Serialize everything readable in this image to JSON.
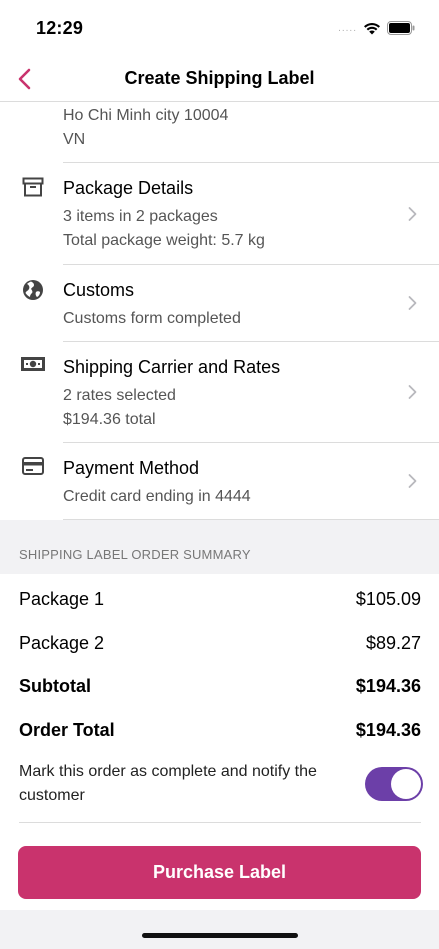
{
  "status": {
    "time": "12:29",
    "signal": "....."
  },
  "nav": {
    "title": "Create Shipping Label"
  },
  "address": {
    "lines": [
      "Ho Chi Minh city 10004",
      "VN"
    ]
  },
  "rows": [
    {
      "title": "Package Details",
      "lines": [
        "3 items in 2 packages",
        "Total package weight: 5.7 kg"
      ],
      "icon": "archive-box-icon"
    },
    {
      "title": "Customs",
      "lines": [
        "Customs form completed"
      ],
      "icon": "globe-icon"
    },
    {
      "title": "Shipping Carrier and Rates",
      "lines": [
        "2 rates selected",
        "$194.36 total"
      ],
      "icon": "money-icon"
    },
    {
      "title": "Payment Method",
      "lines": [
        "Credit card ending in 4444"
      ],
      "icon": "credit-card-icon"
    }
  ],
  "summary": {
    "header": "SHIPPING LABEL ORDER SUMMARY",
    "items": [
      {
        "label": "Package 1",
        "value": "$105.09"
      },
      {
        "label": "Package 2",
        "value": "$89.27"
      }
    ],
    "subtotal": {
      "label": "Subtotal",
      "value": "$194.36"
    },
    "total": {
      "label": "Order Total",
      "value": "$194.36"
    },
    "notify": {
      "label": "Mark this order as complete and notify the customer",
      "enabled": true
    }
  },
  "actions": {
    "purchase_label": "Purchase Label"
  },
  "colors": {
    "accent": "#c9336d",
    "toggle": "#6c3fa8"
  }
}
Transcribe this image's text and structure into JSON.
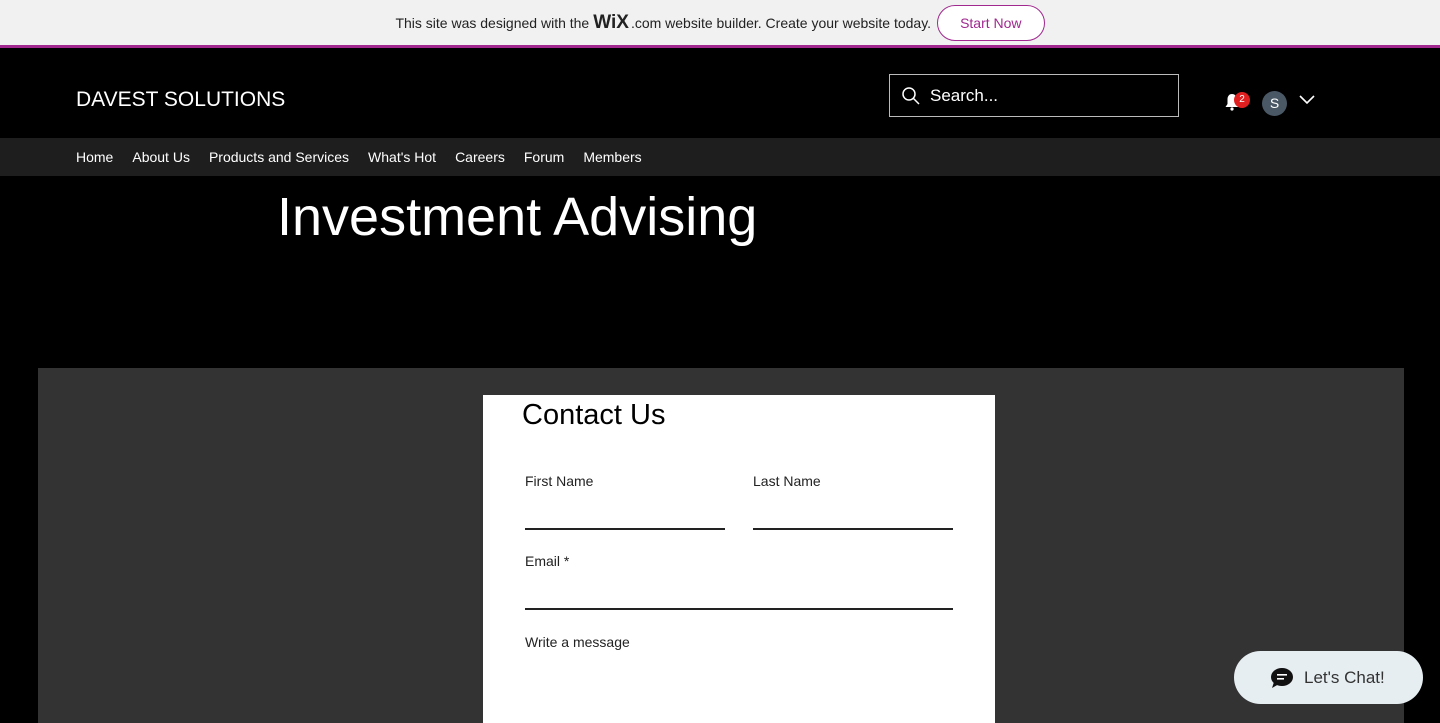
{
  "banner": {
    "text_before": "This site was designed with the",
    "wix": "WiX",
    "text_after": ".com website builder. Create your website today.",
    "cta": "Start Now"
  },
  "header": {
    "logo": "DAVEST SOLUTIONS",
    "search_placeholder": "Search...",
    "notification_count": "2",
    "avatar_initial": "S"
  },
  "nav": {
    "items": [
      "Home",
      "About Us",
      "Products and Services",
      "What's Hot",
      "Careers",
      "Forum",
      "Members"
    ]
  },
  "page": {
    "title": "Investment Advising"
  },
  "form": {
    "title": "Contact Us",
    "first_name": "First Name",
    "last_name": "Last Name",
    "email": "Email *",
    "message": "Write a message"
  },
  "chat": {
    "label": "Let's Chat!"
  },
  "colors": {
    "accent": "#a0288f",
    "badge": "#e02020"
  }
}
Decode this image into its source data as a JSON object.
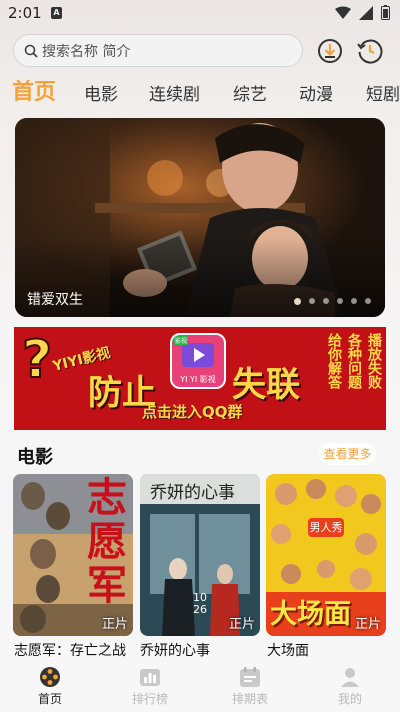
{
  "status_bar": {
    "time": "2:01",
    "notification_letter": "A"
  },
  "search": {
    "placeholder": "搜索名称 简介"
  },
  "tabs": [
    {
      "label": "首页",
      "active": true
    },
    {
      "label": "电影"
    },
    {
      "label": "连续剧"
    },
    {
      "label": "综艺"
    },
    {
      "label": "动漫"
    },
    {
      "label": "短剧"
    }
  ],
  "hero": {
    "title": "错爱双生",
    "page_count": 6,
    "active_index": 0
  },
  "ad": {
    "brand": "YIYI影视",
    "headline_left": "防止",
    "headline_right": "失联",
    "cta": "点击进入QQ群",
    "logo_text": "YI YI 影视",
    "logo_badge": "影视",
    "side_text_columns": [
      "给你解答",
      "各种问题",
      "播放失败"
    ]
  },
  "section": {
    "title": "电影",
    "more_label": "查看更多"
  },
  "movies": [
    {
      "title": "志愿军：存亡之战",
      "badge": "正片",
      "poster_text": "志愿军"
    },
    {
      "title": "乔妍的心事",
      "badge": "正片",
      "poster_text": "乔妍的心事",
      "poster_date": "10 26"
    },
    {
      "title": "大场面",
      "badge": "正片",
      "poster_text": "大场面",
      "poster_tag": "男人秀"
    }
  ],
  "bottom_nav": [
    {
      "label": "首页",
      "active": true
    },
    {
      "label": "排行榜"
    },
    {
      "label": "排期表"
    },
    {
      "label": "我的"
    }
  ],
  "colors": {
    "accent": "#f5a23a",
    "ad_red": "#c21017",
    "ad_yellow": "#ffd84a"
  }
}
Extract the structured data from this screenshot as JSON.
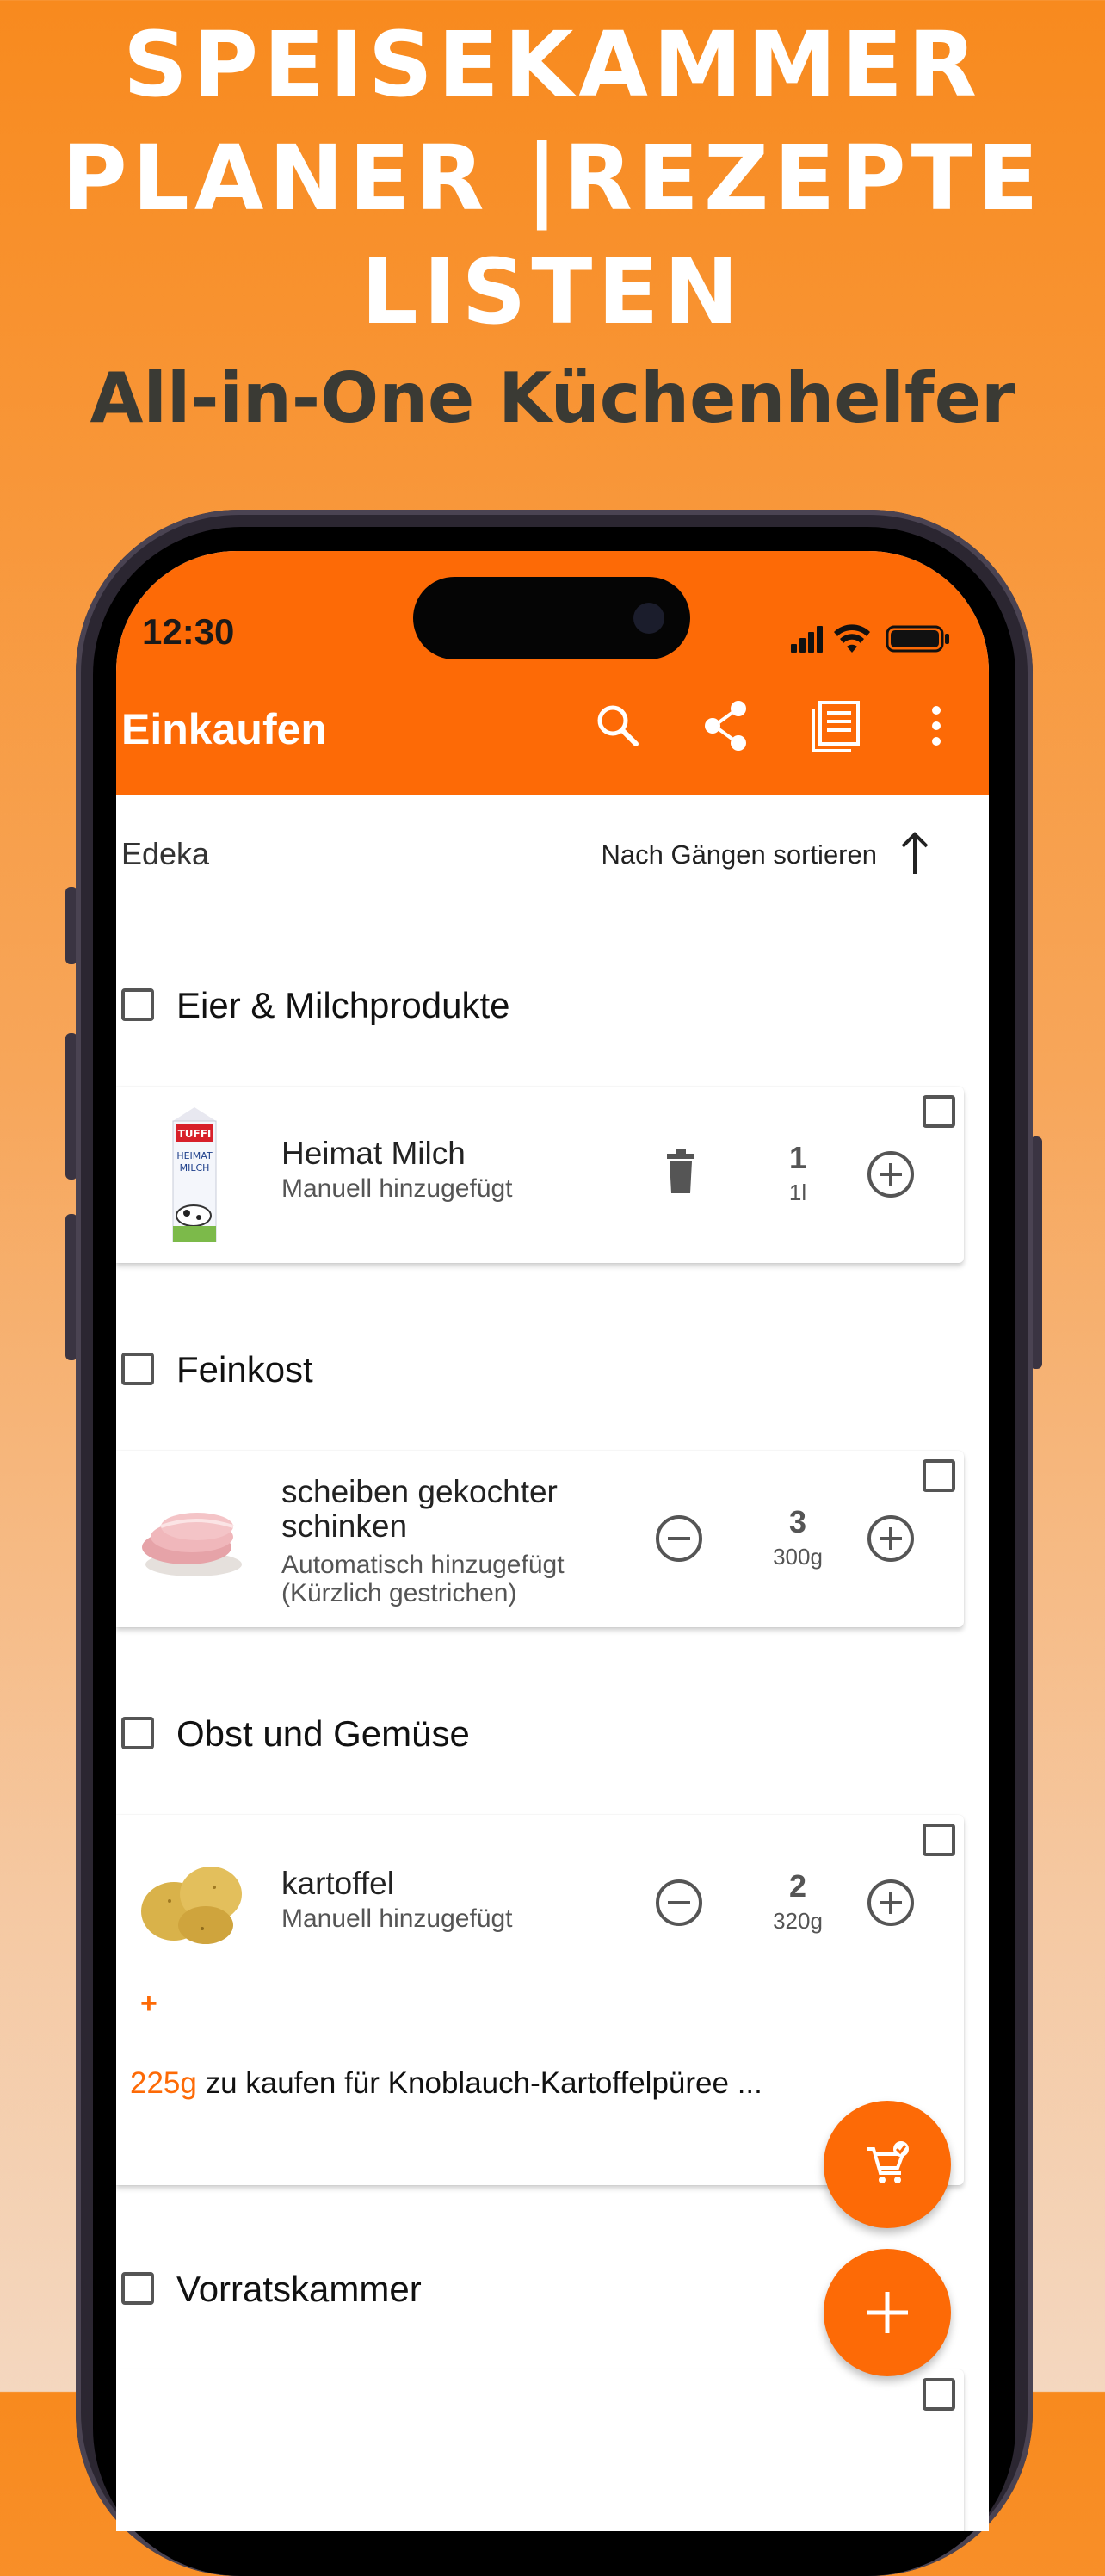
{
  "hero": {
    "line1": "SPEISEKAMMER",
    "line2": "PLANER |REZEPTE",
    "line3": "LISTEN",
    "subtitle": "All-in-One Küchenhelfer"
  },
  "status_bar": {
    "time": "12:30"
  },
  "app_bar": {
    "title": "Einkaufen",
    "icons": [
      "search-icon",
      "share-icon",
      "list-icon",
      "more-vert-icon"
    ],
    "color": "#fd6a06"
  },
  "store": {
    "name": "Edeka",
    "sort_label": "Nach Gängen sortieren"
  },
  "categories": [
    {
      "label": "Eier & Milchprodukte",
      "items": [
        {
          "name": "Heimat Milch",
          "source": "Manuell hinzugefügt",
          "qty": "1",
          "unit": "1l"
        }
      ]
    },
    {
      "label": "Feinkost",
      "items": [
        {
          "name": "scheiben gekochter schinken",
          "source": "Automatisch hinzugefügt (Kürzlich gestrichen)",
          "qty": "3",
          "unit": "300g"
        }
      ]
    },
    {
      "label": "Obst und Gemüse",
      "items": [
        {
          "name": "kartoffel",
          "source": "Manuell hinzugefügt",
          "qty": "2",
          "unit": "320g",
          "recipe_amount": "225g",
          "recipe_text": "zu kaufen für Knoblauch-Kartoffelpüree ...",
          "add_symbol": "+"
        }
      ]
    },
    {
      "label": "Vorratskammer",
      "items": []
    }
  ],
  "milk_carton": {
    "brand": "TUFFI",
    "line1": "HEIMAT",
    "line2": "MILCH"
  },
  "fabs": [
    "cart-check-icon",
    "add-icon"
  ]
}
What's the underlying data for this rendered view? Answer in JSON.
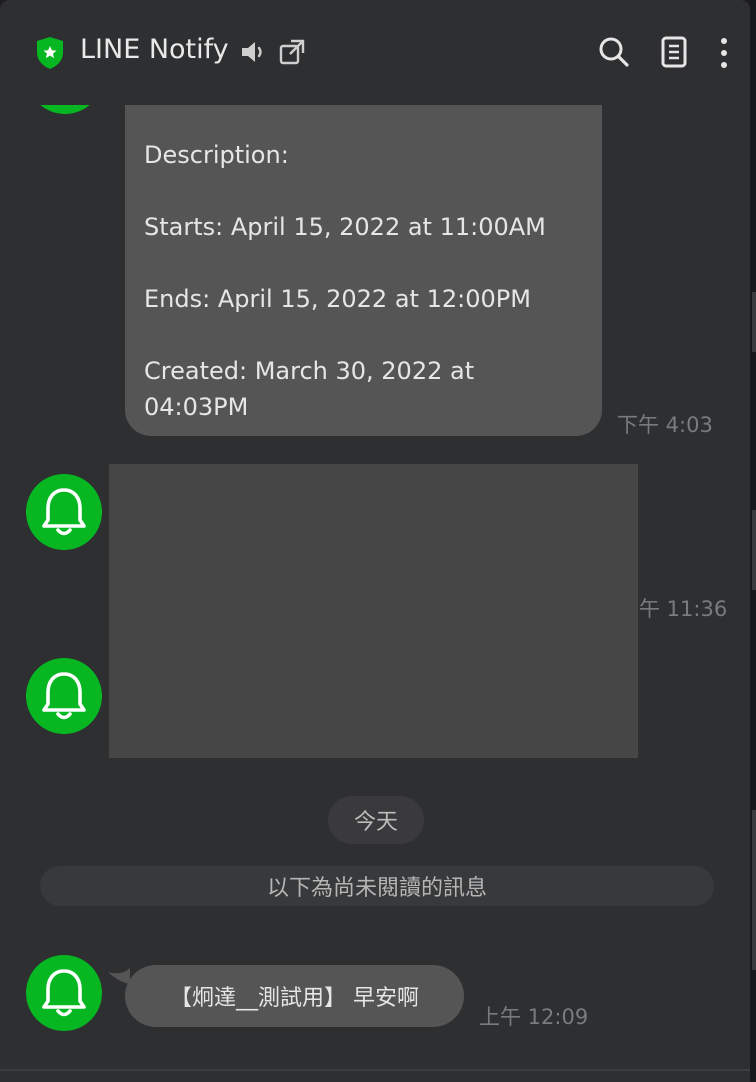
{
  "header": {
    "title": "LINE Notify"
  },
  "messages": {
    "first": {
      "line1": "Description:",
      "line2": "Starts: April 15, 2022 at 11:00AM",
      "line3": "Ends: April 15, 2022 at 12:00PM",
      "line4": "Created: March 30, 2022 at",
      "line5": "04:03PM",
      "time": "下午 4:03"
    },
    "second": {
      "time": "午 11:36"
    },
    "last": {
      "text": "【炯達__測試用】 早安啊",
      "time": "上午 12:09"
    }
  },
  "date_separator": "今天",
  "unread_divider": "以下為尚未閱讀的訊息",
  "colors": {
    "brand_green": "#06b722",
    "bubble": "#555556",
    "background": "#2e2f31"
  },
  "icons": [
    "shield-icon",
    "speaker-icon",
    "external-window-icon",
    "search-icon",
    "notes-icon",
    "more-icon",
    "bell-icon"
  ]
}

===

> [WORK TO BE COMPLETED] Pictures stay out; reproduce every line of the records exactly.

> [PROBLEM SOLUTION]
Serialize everything readable in this image to JSON.
{
  "status": {
    "time": "12:29",
    "signal": "....."
  },
  "nav": {
    "title": "Create Shipping Label"
  },
  "address": {
    "lines": [
      "Ho Chi Minh city 10004",
      "VN"
    ]
  },
  "rows": [
    {
      "title": "Package Details",
      "lines": [
        "3 items in 2 packages",
        "Total package weight: 5.7 kg"
      ],
      "icon": "archive-box-icon"
    },
    {
      "title": "Customs",
      "lines": [
        "Customs form completed"
      ],
      "icon": "globe-icon"
    },
    {
      "title": "Shipping Carrier and Rates",
      "lines": [
        "2 rates selected",
        "$194.36 total"
      ],
      "icon": "money-icon"
    },
    {
      "title": "Payment Method",
      "lines": [
        "Credit card ending in 4444"
      ],
      "icon": "credit-card-icon"
    }
  ],
  "summary": {
    "header": "SHIPPING LABEL ORDER SUMMARY",
    "items": [
      {
        "label": "Package 1",
        "value": "$105.09"
      },
      {
        "label": "Package 2",
        "value": "$89.27"
      }
    ],
    "subtotal": {
      "label": "Subtotal",
      "value": "$194.36"
    },
    "total": {
      "label": "Order Total",
      "value": "$194.36"
    },
    "notify": {
      "label": "Mark this order as complete and notify the customer",
      "enabled": true
    }
  },
  "actions": {
    "purchase_label": "Purchase Label"
  },
  "colors": {
    "accent": "#c9336d",
    "toggle": "#6c3fa8"
  }
}
Transcribe this image's text and structure into JSON.
{
  "banner": {
    "text_before": "This site was designed with the",
    "wix": "WiX",
    "text_after": ".com website builder. Create your website today.",
    "cta": "Start Now"
  },
  "header": {
    "logo": "DAVEST SOLUTIONS",
    "search_placeholder": "Search...",
    "notification_count": "2",
    "avatar_initial": "S"
  },
  "nav": {
    "items": [
      "Home",
      "About Us",
      "Products and Services",
      "What's Hot",
      "Careers",
      "Forum",
      "Members"
    ]
  },
  "page": {
    "title": "Investment Advising"
  },
  "form": {
    "title": "Contact Us",
    "first_name": "First Name",
    "last_name": "Last Name",
    "email": "Email *",
    "message": "Write a message"
  },
  "chat": {
    "label": "Let's Chat!"
  },
  "colors": {
    "accent": "#a0288f",
    "badge": "#e02020"
  }
}
Decode this image into its source data as a JSON object.
{
  "status_bar": {
    "time": "2:01",
    "notification_letter": "A"
  },
  "search": {
    "placeholder": "搜索名称 简介"
  },
  "tabs": [
    {
      "label": "首页",
      "active": true
    },
    {
      "label": "电影"
    },
    {
      "label": "连续剧"
    },
    {
      "label": "综艺"
    },
    {
      "label": "动漫"
    },
    {
      "label": "短剧"
    }
  ],
  "hero": {
    "title": "错爱双生",
    "page_count": 6,
    "active_index": 0
  },
  "ad": {
    "brand": "YIYI影视",
    "headline_left": "防止",
    "headline_right": "失联",
    "cta": "点击进入QQ群",
    "logo_text": "YI YI 影视",
    "logo_badge": "影视",
    "side_text_columns": [
      "给你解答",
      "各种问题",
      "播放失败"
    ]
  },
  "section": {
    "title": "电影",
    "more_label": "查看更多"
  },
  "movies": [
    {
      "title": "志愿军：存亡之战",
      "badge": "正片",
      "poster_text": "志愿军"
    },
    {
      "title": "乔妍的心事",
      "badge": "正片",
      "poster_text": "乔妍的心事",
      "poster_date": "10 26"
    },
    {
      "title": "大场面",
      "badge": "正片",
      "poster_text": "大场面",
      "poster_tag": "男人秀"
    }
  ],
  "bottom_nav": [
    {
      "label": "首页",
      "active": true
    },
    {
      "label": "排行榜"
    },
    {
      "label": "排期表"
    },
    {
      "label": "我的"
    }
  ],
  "colors": {
    "accent": "#f5a23a",
    "ad_red": "#c21017",
    "ad_yellow": "#ffd84a"
  }
}
Extract the structured data from this screenshot as JSON.
{
  "hero": {
    "line1": "SPEISEKAMMER",
    "line2": "PLANER |REZEPTE",
    "line3": "LISTEN",
    "subtitle": "All-in-One Küchenhelfer"
  },
  "status_bar": {
    "time": "12:30"
  },
  "app_bar": {
    "title": "Einkaufen",
    "icons": [
      "search-icon",
      "share-icon",
      "list-icon",
      "more-vert-icon"
    ],
    "color": "#fd6a06"
  },
  "store": {
    "name": "Edeka",
    "sort_label": "Nach Gängen sortieren"
  },
  "categories": [
    {
      "label": "Eier & Milchprodukte",
      "items": [
        {
          "name": "Heimat Milch",
          "source": "Manuell hinzugefügt",
          "qty": "1",
          "unit": "1l"
        }
      ]
    },
    {
      "label": "Feinkost",
      "items": [
        {
          "name": "scheiben gekochter schinken",
          "source": "Automatisch hinzugefügt (Kürzlich gestrichen)",
          "qty": "3",
          "unit": "300g"
        }
      ]
    },
    {
      "label": "Obst und Gemüse",
      "items": [
        {
          "name": "kartoffel",
          "source": "Manuell hinzugefügt",
          "qty": "2",
          "unit": "320g",
          "recipe_amount": "225g",
          "recipe_text": "zu kaufen für Knoblauch-Kartoffelpüree ...",
          "add_symbol": "+"
        }
      ]
    },
    {
      "label": "Vorratskammer",
      "items": []
    }
  ],
  "milk_carton": {
    "brand": "TUFFI",
    "line1": "HEIMAT",
    "line2": "MILCH"
  },
  "fabs": [
    "cart-check-icon",
    "add-icon"
  ]
}
What's the underlying data for this rendered view? Answer in JSON.
{
  "header": {
    "title": "LINE Notify"
  },
  "messages": {
    "first": {
      "line1": "Description:",
      "line2": "Starts: April 15, 2022 at 11:00AM",
      "line3": "Ends: April 15, 2022 at 12:00PM",
      "line4": "Created: March 30, 2022 at",
      "line5": "04:03PM",
      "time": "下午 4:03"
    },
    "second": {
      "time": "午 11:36"
    },
    "last": {
      "text": "【炯達__測試用】 早安啊",
      "time": "上午 12:09"
    }
  },
  "date_separator": "今天",
  "unread_divider": "以下為尚未閱讀的訊息",
  "colors": {
    "brand_green": "#06b722",
    "bubble": "#555556",
    "background": "#2e2f31"
  },
  "icons": [
    "shield-icon",
    "speaker-icon",
    "external-window-icon",
    "search-icon",
    "notes-icon",
    "more-icon",
    "bell-icon"
  ]
}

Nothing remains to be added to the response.